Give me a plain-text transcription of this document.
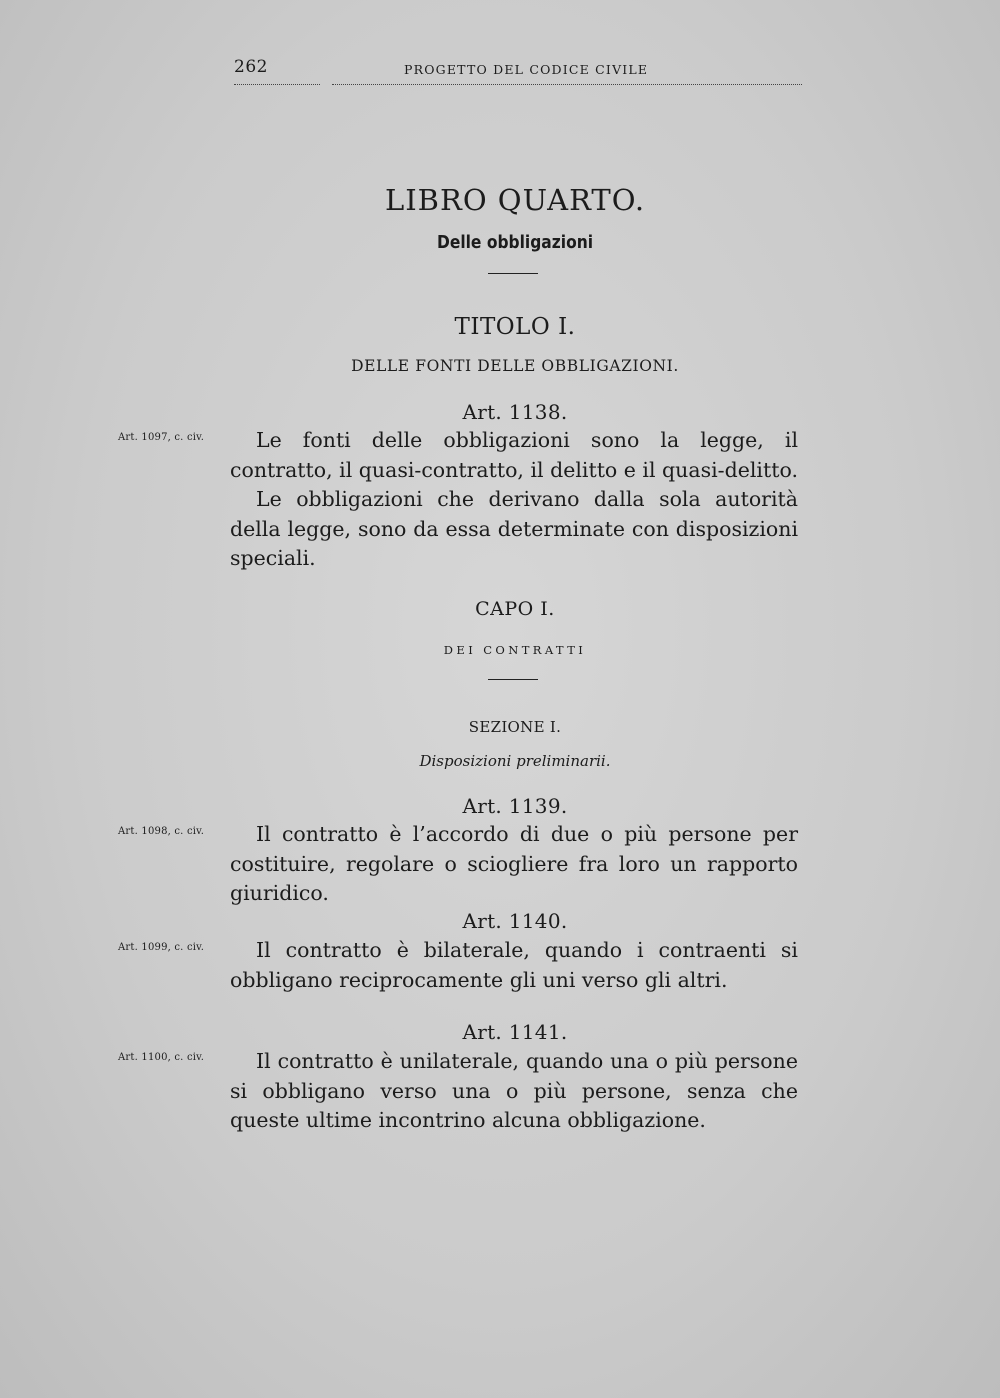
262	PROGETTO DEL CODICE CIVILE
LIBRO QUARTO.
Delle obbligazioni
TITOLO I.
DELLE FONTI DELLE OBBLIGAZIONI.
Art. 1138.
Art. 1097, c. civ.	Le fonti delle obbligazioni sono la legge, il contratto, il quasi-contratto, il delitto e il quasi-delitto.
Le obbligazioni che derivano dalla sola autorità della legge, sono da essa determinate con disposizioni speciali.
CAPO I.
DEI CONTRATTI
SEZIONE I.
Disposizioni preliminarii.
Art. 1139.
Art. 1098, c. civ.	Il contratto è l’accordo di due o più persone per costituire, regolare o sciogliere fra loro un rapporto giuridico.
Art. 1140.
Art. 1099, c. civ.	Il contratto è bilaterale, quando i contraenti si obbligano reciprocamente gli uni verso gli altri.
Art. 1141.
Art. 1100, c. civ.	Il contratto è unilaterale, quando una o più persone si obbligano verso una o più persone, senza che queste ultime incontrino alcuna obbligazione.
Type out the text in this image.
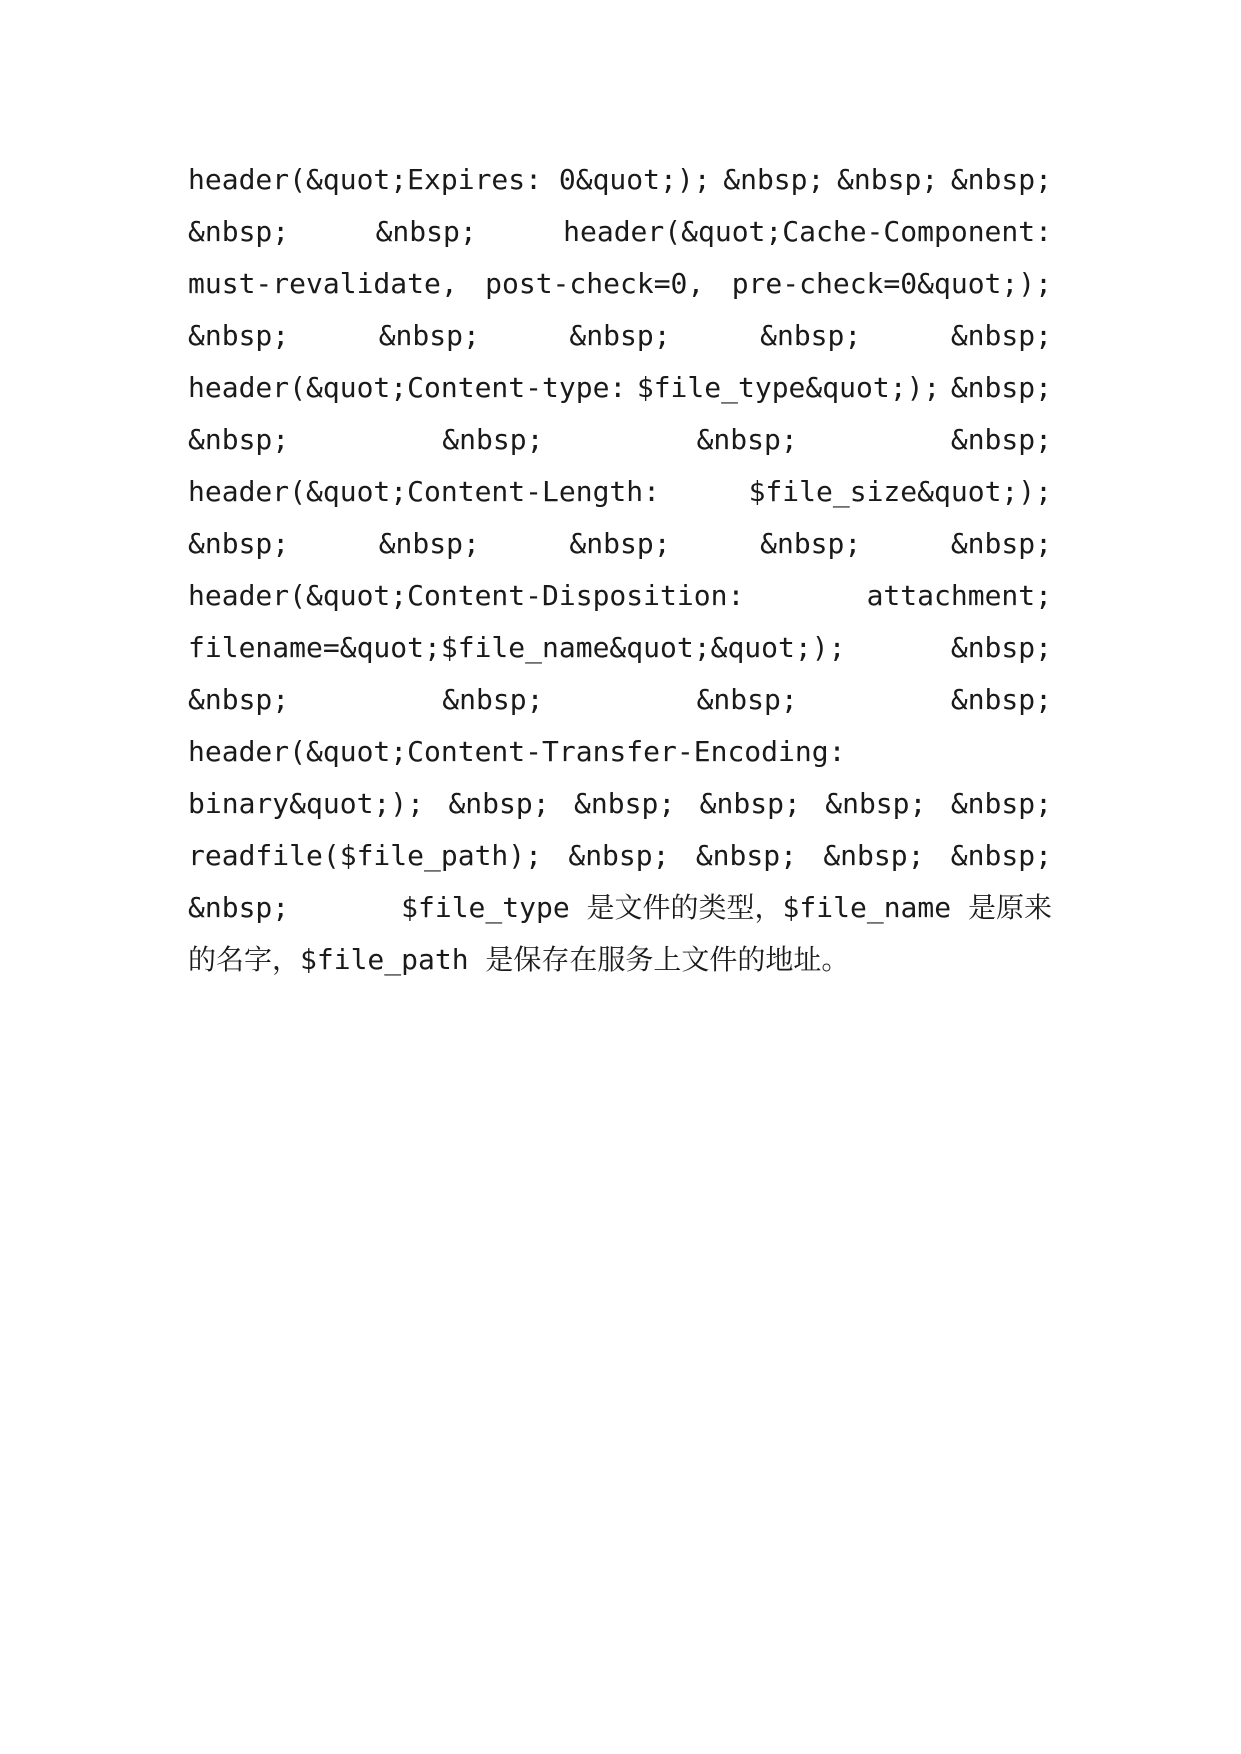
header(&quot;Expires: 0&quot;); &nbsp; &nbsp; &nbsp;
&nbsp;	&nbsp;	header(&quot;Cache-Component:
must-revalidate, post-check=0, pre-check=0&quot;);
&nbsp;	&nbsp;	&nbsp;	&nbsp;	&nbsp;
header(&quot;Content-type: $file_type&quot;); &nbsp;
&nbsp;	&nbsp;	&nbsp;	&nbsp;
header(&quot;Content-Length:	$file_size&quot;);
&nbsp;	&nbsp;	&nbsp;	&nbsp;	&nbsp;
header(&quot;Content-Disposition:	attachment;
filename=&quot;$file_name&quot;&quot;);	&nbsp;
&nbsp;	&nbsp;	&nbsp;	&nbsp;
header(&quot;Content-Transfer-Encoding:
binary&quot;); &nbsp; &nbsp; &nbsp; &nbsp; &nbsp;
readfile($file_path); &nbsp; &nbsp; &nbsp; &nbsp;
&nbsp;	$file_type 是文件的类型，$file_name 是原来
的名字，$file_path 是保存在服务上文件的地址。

========================================

## Aim of the task
Using the listing above, gather each line that holds the string "legge" and copy it.

## Output below
Art. 1097, c. civ.	Le fonti delle obbligazioni sono la legge, il contratto, il quasi-contratto, il delitto e il quasi-delitto.
Le obbligazioni che derivano dalla sola autorità della legge, sono da essa determinate con disposizioni speciali.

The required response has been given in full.